— BEGIN —

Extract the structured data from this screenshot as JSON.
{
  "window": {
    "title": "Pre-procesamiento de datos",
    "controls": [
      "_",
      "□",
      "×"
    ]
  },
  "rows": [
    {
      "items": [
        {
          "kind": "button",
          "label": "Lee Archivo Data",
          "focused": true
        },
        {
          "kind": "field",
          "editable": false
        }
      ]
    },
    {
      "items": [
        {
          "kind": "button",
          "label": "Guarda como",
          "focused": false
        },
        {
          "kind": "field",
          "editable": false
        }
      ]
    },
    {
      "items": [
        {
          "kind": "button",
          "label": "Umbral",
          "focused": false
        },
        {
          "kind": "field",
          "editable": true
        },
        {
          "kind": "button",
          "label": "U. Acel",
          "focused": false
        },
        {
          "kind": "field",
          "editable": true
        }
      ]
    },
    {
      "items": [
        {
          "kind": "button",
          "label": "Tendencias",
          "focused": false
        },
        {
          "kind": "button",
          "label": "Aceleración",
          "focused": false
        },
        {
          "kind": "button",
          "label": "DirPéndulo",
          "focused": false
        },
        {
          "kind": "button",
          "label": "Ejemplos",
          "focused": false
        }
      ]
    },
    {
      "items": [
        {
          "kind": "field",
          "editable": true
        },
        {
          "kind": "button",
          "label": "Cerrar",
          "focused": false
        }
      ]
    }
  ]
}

— END —

- [Stated problem]: Return all of the data word for word.

- [Answer to the problem]:
Extract the structured data from this screenshot as JSON.
{
  "window": {
    "title": "Pre-procesamiento de datos",
    "controls": [
      "_",
      "□",
      "×"
    ]
  },
  "rows": [
    {
      "items": [
        {
          "kind": "button",
          "label": "Lee Archivo Data",
          "focused": true
        },
        {
          "kind": "field",
          "editable": false
        }
      ]
    },
    {
      "items": [
        {
          "kind": "button",
          "label": "Guarda como",
          "focused": false
        },
        {
          "kind": "field",
          "editable": false
        }
      ]
    },
    {
      "items": [
        {
          "kind": "button",
          "label": "Umbral",
          "focused": false
        },
        {
          "kind": "field",
          "editable": true
        },
        {
          "kind": "button",
          "label": "U. Acel",
          "focused": false
        },
        {
          "kind": "field",
          "editable": true
        }
      ]
    },
    {
      "items": [
        {
          "kind": "button",
          "label": "Tendencias",
          "focused": false
        },
        {
          "kind": "button",
          "label": "Aceleración",
          "focused": false
        },
        {
          "kind": "button",
          "label": "DirPéndulo",
          "focused": false
        },
        {
          "kind": "button",
          "label": "Ejemplos",
          "focused": false
        }
      ]
    },
    {
      "items": [
        {
          "kind": "field",
          "editable": true
        },
        {
          "kind": "button",
          "label": "Cerrar",
          "focused": false
        }
      ]
    }
  ]
}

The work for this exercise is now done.